» Exercise directions:
Counting only lines that hold "true", give the total and nothing more.

» Excerpted data:
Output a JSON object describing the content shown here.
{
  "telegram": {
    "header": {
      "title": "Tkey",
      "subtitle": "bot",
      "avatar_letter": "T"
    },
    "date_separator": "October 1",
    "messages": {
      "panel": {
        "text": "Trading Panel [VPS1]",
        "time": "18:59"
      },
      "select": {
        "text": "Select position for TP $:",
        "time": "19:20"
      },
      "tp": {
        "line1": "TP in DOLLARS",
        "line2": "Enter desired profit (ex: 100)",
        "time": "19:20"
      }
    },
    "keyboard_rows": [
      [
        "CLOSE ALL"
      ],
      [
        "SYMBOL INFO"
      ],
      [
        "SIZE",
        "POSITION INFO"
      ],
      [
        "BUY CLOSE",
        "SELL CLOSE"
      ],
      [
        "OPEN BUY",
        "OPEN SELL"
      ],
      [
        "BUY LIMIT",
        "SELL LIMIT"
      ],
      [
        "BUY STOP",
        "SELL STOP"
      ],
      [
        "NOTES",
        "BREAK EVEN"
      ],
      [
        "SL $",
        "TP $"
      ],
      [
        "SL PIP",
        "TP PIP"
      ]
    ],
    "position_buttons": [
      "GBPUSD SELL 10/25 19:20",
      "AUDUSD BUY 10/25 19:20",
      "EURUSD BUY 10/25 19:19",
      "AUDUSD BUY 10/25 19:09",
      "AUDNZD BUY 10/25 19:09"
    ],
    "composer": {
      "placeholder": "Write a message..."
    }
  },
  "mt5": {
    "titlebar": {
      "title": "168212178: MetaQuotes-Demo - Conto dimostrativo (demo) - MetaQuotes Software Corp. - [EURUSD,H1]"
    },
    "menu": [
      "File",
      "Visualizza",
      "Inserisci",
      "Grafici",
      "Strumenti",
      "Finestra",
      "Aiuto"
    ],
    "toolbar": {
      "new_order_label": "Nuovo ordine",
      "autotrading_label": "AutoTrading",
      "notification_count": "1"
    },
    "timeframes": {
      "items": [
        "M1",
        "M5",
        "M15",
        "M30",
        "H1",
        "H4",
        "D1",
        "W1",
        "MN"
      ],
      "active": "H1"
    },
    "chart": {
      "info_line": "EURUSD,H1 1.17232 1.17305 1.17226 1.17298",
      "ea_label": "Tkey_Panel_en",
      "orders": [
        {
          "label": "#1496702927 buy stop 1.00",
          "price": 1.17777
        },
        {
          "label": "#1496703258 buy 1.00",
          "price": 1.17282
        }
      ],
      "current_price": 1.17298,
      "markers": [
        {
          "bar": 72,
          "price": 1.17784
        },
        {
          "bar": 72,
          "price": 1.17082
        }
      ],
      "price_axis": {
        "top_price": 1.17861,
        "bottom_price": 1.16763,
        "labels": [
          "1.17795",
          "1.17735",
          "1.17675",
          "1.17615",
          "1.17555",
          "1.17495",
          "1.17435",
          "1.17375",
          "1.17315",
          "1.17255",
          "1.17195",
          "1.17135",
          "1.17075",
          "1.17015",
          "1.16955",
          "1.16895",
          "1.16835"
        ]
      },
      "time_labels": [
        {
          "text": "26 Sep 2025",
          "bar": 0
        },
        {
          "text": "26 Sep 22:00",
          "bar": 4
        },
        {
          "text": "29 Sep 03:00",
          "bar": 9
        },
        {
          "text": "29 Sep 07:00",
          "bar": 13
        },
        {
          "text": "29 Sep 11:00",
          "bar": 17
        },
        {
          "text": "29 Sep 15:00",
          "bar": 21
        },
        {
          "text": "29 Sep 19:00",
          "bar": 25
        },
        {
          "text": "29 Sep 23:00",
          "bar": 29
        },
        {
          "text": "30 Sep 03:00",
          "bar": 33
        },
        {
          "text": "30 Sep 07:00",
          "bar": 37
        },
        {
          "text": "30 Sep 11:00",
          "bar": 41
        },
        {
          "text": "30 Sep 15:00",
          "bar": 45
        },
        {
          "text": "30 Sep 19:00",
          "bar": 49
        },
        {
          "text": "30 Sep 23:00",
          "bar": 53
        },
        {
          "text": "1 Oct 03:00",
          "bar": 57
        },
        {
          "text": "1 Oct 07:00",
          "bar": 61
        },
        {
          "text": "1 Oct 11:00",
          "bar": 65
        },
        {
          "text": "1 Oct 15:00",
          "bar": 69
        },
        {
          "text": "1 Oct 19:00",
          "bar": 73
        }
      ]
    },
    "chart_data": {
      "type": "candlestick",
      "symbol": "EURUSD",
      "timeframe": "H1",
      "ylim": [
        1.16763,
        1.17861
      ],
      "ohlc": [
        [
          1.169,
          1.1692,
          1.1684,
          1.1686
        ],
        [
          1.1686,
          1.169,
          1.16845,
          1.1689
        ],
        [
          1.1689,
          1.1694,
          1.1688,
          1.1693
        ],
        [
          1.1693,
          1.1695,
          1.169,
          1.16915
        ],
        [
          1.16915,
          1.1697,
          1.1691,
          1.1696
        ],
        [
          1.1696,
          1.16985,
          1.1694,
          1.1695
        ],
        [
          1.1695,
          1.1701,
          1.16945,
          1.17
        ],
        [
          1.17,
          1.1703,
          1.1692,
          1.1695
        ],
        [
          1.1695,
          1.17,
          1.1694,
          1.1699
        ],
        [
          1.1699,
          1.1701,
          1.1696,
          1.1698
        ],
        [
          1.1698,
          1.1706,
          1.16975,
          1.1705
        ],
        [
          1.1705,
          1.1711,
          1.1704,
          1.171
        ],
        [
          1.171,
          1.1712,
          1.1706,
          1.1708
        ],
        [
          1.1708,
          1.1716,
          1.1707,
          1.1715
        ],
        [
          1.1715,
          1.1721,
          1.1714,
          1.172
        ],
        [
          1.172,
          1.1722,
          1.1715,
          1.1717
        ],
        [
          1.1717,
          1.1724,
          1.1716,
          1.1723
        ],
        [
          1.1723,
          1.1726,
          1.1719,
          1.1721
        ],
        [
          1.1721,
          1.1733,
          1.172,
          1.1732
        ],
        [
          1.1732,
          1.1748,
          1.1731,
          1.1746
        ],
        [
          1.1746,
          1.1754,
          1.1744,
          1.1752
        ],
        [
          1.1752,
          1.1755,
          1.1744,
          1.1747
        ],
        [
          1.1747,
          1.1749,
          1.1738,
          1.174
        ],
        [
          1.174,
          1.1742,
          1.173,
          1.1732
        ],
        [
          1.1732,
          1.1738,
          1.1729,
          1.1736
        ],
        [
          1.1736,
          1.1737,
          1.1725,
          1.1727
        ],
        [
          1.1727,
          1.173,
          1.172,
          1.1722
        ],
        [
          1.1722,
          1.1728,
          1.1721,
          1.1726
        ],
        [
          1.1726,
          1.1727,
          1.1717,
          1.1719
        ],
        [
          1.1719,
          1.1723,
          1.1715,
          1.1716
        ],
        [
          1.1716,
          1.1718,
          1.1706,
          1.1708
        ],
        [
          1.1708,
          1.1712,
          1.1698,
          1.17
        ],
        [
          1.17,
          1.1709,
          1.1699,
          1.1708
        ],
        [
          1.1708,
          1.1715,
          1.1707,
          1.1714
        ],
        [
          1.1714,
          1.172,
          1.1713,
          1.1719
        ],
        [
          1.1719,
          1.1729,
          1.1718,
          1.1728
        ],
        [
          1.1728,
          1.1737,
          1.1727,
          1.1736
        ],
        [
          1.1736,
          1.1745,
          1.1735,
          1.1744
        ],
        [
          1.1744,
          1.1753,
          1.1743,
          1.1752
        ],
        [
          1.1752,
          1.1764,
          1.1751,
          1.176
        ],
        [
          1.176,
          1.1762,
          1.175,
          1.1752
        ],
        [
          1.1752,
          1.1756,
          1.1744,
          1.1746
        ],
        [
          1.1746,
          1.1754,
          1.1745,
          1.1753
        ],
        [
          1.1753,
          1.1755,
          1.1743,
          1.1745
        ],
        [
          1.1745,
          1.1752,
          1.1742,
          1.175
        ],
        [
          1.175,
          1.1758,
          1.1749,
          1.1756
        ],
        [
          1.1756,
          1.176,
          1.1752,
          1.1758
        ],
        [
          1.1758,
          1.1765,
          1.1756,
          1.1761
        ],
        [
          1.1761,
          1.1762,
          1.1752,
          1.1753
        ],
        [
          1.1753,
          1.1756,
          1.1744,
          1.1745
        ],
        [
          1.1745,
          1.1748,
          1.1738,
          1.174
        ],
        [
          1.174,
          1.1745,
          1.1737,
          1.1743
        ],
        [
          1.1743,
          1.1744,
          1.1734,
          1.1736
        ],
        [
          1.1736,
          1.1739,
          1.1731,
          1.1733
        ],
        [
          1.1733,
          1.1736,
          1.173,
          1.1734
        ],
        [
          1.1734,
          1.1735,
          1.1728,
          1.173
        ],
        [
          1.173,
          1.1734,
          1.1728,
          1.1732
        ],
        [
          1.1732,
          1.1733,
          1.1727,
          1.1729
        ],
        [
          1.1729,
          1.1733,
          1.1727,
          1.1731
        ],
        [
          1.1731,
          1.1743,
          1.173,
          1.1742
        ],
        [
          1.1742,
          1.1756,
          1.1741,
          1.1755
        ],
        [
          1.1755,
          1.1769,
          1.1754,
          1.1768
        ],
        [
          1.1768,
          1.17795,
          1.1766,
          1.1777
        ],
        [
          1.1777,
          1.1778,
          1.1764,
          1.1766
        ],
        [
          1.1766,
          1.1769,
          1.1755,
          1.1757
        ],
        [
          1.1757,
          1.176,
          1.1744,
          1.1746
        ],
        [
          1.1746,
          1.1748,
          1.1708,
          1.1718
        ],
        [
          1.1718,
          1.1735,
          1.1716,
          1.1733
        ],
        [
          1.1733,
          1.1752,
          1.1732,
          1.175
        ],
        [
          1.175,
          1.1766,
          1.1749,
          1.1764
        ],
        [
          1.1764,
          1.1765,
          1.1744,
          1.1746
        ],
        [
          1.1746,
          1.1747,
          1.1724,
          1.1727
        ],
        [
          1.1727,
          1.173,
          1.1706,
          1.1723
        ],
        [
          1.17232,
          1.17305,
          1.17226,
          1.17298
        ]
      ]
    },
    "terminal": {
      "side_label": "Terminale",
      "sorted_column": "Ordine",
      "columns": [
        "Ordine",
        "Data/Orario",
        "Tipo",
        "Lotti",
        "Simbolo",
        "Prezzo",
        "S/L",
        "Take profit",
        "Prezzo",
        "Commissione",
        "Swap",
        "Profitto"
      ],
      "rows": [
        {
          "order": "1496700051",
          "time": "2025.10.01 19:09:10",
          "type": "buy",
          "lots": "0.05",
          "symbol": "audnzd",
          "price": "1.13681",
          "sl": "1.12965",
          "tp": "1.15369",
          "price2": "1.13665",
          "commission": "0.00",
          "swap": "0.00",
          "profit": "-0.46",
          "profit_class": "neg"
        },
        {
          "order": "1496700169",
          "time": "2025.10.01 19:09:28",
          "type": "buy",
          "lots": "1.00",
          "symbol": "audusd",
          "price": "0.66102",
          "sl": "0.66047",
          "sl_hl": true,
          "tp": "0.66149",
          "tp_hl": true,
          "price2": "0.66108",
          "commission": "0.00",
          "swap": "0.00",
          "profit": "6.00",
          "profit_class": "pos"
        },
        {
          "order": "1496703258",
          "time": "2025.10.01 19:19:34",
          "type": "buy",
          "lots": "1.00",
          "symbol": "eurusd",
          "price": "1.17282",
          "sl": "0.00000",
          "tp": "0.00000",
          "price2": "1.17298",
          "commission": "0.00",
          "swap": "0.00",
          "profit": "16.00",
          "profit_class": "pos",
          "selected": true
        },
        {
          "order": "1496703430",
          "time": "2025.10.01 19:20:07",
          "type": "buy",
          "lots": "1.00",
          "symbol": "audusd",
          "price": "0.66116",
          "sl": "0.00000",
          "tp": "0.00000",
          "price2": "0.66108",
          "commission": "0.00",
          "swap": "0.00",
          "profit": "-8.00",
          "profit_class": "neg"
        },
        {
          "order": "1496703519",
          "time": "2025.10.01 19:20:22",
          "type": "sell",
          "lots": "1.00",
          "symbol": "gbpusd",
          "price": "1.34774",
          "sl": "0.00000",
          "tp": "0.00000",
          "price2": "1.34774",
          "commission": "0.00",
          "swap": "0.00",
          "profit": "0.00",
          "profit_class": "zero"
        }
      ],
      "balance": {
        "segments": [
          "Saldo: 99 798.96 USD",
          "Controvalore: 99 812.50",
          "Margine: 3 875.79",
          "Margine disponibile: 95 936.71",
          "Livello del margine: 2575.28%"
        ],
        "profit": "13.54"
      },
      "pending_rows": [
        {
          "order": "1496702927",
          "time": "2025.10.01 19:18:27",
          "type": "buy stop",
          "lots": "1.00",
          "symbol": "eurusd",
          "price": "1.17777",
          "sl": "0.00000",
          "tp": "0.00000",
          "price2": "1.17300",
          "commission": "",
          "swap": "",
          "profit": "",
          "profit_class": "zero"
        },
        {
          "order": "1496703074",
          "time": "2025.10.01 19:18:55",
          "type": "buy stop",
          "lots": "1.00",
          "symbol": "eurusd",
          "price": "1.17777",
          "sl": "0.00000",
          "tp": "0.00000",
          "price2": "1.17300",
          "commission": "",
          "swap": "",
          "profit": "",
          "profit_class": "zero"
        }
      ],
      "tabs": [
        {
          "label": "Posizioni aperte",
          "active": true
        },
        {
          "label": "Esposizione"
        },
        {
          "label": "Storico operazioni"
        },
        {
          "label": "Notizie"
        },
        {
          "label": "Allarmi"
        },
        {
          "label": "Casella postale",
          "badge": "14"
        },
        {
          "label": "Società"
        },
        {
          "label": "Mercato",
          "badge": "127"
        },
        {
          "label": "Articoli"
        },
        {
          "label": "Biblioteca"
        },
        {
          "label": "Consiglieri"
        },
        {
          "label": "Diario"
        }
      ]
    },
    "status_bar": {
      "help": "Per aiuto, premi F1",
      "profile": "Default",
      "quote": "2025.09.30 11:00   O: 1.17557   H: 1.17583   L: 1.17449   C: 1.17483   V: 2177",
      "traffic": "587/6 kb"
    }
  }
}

» Solution for this problem:
4